Problem description:
Search the records for "Stud". Copy every line where it appears.

Dataset records:

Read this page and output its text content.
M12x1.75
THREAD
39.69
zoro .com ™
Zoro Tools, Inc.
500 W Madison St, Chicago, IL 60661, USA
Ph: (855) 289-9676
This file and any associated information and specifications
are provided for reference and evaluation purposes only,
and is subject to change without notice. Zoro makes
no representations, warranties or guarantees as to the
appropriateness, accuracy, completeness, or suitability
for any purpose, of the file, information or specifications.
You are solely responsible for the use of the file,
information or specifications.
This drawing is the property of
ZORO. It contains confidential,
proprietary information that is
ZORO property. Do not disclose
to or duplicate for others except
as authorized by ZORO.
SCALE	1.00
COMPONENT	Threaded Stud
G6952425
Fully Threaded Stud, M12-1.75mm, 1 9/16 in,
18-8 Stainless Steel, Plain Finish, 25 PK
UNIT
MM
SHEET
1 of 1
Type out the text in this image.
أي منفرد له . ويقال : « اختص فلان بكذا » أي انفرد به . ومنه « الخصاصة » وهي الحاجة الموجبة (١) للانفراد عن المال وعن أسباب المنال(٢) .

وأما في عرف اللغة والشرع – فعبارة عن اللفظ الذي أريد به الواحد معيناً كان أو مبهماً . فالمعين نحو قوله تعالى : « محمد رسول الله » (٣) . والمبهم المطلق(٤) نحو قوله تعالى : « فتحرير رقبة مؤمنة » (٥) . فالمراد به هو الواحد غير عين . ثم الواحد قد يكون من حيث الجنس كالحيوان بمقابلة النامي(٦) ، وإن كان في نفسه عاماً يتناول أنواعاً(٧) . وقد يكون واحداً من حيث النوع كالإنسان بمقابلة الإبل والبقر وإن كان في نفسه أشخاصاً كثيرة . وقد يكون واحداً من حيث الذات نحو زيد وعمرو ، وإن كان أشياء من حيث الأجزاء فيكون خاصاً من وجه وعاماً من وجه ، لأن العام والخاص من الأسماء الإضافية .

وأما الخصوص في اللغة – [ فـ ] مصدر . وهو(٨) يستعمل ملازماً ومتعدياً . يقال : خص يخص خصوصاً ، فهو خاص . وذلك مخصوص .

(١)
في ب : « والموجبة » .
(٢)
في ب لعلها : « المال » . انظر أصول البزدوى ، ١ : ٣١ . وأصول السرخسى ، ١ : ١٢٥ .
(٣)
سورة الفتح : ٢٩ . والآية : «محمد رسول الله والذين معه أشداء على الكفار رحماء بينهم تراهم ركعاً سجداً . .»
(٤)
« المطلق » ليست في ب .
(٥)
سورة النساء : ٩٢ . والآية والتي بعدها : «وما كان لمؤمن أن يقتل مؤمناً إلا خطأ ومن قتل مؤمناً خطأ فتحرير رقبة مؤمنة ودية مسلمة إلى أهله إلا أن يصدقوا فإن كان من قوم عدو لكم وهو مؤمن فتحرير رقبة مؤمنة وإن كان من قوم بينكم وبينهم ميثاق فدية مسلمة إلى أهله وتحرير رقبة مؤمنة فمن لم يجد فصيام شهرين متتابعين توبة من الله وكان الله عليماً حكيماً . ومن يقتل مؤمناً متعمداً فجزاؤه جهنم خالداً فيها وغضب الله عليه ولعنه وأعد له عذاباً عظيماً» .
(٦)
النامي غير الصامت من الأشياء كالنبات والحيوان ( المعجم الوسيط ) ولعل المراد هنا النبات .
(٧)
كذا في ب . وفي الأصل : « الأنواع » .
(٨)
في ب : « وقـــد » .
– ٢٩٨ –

The reply:
COMPONENT	Threaded Stud
Fully Threaded Stud, M12-1.75mm, 1 9/16 in,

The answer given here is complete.